- _TASK DETAILS_
Reproduce the listing that follows with no differences at all.

- _SUPPLIED RECORDS_
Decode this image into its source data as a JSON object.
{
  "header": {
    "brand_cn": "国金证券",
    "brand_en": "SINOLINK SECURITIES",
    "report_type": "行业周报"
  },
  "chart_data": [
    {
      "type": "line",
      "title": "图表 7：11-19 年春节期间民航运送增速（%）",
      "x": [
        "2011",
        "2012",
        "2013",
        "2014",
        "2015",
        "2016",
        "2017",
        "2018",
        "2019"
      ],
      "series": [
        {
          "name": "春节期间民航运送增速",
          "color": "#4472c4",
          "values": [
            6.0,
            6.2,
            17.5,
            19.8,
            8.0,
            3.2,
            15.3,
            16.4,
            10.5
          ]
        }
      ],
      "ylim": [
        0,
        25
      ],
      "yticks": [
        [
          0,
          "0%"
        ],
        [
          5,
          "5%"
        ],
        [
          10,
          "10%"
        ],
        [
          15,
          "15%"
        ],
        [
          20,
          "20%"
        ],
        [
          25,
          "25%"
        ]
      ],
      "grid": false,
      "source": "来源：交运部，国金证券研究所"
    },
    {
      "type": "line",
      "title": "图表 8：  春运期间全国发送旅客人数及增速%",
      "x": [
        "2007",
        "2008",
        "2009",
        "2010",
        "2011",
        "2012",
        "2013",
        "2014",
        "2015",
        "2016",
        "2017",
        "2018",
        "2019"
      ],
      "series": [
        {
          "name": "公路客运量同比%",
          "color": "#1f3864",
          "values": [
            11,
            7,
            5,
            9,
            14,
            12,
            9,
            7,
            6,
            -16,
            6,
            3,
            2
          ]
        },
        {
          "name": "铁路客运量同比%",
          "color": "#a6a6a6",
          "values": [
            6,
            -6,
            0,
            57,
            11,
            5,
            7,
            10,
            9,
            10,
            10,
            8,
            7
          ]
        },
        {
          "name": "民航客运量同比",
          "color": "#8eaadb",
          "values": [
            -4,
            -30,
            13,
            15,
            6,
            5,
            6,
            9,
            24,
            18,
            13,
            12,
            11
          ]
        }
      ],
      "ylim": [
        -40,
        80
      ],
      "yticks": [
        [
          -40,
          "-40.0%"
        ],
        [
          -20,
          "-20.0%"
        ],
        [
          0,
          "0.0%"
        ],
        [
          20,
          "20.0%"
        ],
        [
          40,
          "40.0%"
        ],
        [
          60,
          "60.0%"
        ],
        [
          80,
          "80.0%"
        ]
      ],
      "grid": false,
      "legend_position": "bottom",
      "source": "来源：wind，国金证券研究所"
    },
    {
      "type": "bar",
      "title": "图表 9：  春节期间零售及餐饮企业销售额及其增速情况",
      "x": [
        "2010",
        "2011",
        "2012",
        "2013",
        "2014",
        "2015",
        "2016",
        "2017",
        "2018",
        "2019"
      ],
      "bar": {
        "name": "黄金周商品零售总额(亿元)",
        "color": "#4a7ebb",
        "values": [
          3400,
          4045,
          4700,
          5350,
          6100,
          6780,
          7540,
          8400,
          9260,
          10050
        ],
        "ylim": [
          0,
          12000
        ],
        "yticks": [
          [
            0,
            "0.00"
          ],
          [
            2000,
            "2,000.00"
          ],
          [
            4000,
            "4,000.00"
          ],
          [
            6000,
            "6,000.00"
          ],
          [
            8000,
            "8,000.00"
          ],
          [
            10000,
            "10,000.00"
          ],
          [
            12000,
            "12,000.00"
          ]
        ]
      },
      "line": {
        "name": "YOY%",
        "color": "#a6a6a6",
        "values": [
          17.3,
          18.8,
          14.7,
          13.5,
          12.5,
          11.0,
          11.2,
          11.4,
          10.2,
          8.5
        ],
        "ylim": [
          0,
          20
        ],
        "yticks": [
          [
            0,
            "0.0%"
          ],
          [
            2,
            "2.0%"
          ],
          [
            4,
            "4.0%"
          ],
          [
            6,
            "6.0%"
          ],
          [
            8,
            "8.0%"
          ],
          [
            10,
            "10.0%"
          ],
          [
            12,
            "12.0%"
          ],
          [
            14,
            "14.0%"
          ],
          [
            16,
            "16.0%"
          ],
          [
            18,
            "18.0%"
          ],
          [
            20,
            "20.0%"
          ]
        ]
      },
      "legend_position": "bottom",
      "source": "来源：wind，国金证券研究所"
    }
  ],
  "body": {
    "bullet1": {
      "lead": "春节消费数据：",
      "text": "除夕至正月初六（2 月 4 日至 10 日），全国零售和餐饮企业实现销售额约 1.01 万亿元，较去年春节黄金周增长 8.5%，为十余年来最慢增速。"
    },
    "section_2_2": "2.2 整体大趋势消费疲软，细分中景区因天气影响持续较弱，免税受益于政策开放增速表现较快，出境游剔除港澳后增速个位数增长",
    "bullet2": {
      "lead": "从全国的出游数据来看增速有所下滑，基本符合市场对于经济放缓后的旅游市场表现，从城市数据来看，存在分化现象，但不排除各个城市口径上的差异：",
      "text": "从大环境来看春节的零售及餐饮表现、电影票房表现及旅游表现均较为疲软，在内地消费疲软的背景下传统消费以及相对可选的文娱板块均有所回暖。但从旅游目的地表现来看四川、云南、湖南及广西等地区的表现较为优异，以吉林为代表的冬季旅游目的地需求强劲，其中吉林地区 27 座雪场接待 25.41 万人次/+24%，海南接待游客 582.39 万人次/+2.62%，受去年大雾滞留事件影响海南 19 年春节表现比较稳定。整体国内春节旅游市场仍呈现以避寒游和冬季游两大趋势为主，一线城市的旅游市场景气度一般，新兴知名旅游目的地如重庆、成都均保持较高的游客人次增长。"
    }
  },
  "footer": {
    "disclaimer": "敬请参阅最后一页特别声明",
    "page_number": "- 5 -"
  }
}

- _SOLVED EXERCISE_
Decode this image into its source data as a JSON object.
{
  "header": {
    "brand_cn": "国金证券",
    "brand_en": "SINOLINK SECURITIES",
    "report_type": "行业周报"
  },
  "chart_data": [
    {
      "type": "line",
      "title": "图表 7：11-19 年春节期间民航运送增速（%）",
      "x": [
        "2011",
        "2012",
        "2013",
        "2014",
        "2015",
        "2016",
        "2017",
        "2018",
        "2019"
      ],
      "series": [
        {
          "name": "春节期间民航运送增速",
          "color": "#4472c4",
          "values": [
            6.0,
            6.2,
            17.5,
            19.8,
            8.0,
            3.2,
            15.3,
            16.4,
            10.5
          ]
        }
      ],
      "ylim": [
        0,
        25
      ],
      "yticks": [
        [
          0,
          "0%"
        ],
        [
          5,
          "5%"
        ],
        [
          10,
          "10%"
        ],
        [
          15,
          "15%"
        ],
        [
          20,
          "20%"
        ],
        [
          25,
          "25%"
        ]
      ],
      "grid": false,
      "source": "来源：交运部，国金证券研究所"
    },
    {
      "type": "line",
      "title": "图表 8：  春运期间全国发送旅客人数及增速%",
      "x": [
        "2007",
        "2008",
        "2009",
        "2010",
        "2011",
        "2012",
        "2013",
        "2014",
        "2015",
        "2016",
        "2017",
        "2018",
        "2019"
      ],
      "series": [
        {
          "name": "公路客运量同比%",
          "color": "#1f3864",
          "values": [
            11,
            7,
            5,
            9,
            14,
            12,
            9,
            7,
            6,
            -16,
            6,
            3,
            2
          ]
        },
        {
          "name": "铁路客运量同比%",
          "color": "#a6a6a6",
          "values": [
            6,
            -6,
            0,
            57,
            11,
            5,
            7,
            10,
            9,
            10,
            10,
            8,
            7
          ]
        },
        {
          "name": "民航客运量同比",
          "color": "#8eaadb",
          "values": [
            -4,
            -30,
            13,
            15,
            6,
            5,
            6,
            9,
            24,
            18,
            13,
            12,
            11
          ]
        }
      ],
      "ylim": [
        -40,
        80
      ],
      "yticks": [
        [
          -40,
          "-40.0%"
        ],
        [
          -20,
          "-20.0%"
        ],
        [
          0,
          "0.0%"
        ],
        [
          20,
          "20.0%"
        ],
        [
          40,
          "40.0%"
        ],
        [
          60,
          "60.0%"
        ],
        [
          80,
          "80.0%"
        ]
      ],
      "grid": false,
      "legend_position": "bottom",
      "source": "来源：wind，国金证券研究所"
    },
    {
      "type": "bar",
      "title": "图表 9：  春节期间零售及餐饮企业销售额及其增速情况",
      "x": [
        "2010",
        "2011",
        "2012",
        "2013",
        "2014",
        "2015",
        "2016",
        "2017",
        "2018",
        "2019"
      ],
      "bar": {
        "name": "黄金周商品零售总额(亿元)",
        "color": "#4a7ebb",
        "values": [
          3400,
          4045,
          4700,
          5350,
          6100,
          6780,
          7540,
          8400,
          9260,
          10050
        ],
        "ylim": [
          0,
          12000
        ],
        "yticks": [
          [
            0,
            "0.00"
          ],
          [
            2000,
            "2,000.00"
          ],
          [
            4000,
            "4,000.00"
          ],
          [
            6000,
            "6,000.00"
          ],
          [
            8000,
            "8,000.00"
          ],
          [
            10000,
            "10,000.00"
          ],
          [
            12000,
            "12,000.00"
          ]
        ]
      },
      "line": {
        "name": "YOY%",
        "color": "#a6a6a6",
        "values": [
          17.3,
          18.8,
          14.7,
          13.5,
          12.5,
          11.0,
          11.2,
          11.4,
          10.2,
          8.5
        ],
        "ylim": [
          0,
          20
        ],
        "yticks": [
          [
            0,
            "0.0%"
          ],
          [
            2,
            "2.0%"
          ],
          [
            4,
            "4.0%"
          ],
          [
            6,
            "6.0%"
          ],
          [
            8,
            "8.0%"
          ],
          [
            10,
            "10.0%"
          ],
          [
            12,
            "12.0%"
          ],
          [
            14,
            "14.0%"
          ],
          [
            16,
            "16.0%"
          ],
          [
            18,
            "18.0%"
          ],
          [
            20,
            "20.0%"
          ]
        ]
      },
      "legend_position": "bottom",
      "source": "来源：wind，国金证券研究所"
    }
  ],
  "body": {
    "bullet1": {
      "lead": "春节消费数据：",
      "text": "除夕至正月初六（2 月 4 日至 10 日），全国零售和餐饮企业实现销售额约 1.01 万亿元，较去年春节黄金周增长 8.5%，为十余年来最慢增速。"
    },
    "section_2_2": "2.2 整体大趋势消费疲软，细分中景区因天气影响持续较弱，免税受益于政策开放增速表现较快，出境游剔除港澳后增速个位数增长",
    "bullet2": {
      "lead": "从全国的出游数据来看增速有所下滑，基本符合市场对于经济放缓后的旅游市场表现，从城市数据来看，存在分化现象，但不排除各个城市口径上的差异：",
      "text": "从大环境来看春节的零售及餐饮表现、电影票房表现及旅游表现均较为疲软，在内地消费疲软的背景下传统消费以及相对可选的文娱板块均有所回暖。但从旅游目的地表现来看四川、云南、湖南及广西等地区的表现较为优异，以吉林为代表的冬季旅游目的地需求强劲，其中吉林地区 27 座雪场接待 25.41 万人次/+24%，海南接待游客 582.39 万人次/+2.62%，受去年大雾滞留事件影响海南 19 年春节表现比较稳定。整体国内春节旅游市场仍呈现以避寒游和冬季游两大趋势为主，一线城市的旅游市场景气度一般，新兴知名旅游目的地如重庆、成都均保持较高的游客人次增长。"
    }
  },
  "footer": {
    "disclaimer": "敬请参阅最后一页特别声明",
    "page_number": "- 5 -"
  }
}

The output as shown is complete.